*Task prompt*.
From the listing below, pull out every line where the string "ylabel" appears.

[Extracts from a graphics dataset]

## Start

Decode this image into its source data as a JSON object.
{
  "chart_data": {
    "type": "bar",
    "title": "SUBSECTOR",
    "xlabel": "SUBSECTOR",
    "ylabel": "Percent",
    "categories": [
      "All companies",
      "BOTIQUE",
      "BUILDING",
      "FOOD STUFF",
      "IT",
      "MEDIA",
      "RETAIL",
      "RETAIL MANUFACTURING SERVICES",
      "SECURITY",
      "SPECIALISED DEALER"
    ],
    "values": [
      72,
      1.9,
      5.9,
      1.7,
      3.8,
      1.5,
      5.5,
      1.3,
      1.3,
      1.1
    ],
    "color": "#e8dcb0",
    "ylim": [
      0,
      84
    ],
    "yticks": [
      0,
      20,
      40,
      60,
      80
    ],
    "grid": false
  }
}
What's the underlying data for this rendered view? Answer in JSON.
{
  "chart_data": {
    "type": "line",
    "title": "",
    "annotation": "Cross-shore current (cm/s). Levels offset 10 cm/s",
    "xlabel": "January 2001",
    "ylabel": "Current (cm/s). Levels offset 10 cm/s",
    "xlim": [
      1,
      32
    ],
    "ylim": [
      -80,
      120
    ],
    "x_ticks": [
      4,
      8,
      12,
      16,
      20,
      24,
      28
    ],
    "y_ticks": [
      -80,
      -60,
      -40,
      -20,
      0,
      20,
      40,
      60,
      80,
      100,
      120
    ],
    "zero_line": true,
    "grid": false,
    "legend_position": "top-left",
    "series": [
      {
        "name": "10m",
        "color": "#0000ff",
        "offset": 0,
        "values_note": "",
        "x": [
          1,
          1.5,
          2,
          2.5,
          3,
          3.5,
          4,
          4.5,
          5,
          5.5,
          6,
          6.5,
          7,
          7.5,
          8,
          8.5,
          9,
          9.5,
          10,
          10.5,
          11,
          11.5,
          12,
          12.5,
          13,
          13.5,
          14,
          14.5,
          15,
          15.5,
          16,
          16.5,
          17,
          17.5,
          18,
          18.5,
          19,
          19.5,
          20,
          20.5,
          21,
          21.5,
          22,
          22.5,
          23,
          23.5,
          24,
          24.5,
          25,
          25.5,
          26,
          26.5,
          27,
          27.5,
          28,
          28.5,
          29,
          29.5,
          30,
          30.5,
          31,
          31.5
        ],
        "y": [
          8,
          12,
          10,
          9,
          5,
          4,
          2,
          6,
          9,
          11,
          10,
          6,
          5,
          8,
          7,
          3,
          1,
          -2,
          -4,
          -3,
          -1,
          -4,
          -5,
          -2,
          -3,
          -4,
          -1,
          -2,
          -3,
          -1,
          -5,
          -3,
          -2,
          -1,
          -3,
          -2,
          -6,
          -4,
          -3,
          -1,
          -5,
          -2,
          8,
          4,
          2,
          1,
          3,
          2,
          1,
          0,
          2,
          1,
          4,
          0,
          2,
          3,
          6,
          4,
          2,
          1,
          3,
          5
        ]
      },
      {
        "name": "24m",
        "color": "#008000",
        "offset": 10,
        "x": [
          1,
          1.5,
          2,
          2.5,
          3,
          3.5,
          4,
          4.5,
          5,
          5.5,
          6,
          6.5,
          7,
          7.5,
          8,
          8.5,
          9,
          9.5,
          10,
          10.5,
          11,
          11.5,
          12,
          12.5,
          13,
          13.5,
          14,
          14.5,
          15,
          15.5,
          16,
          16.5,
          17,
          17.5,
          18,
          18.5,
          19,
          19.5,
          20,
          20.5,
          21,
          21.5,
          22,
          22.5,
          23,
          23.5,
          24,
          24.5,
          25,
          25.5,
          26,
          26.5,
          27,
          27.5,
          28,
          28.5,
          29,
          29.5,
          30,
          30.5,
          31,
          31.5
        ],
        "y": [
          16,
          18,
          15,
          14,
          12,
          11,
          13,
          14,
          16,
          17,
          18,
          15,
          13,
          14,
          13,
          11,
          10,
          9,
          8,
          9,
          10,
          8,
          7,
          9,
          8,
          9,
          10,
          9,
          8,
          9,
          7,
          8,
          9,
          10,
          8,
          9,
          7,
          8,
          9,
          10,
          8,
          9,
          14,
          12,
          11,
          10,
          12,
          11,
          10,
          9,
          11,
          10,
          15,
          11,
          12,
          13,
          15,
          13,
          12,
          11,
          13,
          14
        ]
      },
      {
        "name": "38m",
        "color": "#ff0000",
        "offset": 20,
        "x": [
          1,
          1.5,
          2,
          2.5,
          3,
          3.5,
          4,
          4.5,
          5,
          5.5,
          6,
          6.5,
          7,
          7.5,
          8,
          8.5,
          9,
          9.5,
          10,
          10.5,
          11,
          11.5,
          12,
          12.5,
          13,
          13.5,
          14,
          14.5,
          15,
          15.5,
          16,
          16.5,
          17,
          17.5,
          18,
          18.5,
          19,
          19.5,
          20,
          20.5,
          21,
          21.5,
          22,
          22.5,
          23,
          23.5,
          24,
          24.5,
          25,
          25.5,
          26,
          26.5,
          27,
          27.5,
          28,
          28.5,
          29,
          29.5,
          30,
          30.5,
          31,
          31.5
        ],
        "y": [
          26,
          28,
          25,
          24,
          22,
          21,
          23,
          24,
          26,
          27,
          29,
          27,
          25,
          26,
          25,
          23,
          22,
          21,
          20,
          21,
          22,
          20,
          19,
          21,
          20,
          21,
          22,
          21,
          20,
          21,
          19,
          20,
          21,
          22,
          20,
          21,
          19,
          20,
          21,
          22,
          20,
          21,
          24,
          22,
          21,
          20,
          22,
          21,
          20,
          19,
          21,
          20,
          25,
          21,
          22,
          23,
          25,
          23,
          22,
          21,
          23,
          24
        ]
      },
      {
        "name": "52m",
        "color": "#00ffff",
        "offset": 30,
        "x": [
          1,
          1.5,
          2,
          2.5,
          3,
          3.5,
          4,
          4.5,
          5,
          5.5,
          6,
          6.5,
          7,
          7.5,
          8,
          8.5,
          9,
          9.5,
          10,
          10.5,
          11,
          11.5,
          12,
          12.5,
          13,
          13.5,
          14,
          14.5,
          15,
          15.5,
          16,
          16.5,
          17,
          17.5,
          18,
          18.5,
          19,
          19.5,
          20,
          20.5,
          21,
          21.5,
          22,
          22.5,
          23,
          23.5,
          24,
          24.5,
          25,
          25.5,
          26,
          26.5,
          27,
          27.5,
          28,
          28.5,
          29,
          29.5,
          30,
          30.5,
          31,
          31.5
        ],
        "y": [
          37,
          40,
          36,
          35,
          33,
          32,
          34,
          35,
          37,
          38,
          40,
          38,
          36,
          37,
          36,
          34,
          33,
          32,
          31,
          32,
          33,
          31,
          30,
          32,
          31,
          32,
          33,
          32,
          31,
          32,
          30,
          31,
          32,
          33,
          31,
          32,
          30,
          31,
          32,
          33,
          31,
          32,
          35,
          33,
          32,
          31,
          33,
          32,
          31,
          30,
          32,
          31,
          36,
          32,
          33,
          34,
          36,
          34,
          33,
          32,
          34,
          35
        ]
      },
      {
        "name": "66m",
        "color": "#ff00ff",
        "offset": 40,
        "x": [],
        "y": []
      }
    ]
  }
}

## End

*Response for this exercise*.
    "ylabel": "Percent",
    "ylabel": "Current (cm/s). Levels offset 10 cm/s",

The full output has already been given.